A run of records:
<<<<

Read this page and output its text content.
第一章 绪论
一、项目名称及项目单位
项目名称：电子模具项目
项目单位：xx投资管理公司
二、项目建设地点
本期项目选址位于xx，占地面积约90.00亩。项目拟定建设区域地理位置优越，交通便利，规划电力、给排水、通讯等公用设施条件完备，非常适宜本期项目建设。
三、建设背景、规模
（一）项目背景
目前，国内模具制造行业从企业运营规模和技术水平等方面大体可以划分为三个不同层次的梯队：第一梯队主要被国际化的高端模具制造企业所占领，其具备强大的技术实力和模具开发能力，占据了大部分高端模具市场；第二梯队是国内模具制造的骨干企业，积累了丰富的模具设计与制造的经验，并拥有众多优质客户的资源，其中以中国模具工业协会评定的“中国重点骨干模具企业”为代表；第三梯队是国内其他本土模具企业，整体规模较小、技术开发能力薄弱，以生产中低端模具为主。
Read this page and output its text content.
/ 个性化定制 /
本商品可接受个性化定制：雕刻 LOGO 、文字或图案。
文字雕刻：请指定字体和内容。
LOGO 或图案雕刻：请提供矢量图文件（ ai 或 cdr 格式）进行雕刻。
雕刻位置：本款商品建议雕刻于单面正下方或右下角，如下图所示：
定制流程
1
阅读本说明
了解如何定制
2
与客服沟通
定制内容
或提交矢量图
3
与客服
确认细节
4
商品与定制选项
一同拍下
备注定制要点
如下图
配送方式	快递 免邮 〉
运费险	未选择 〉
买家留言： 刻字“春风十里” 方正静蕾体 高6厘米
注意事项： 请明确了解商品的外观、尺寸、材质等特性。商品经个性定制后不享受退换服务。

>>>>

State the number of lines in the records that include "LOGO", and write nothing else.

Worked solution: 2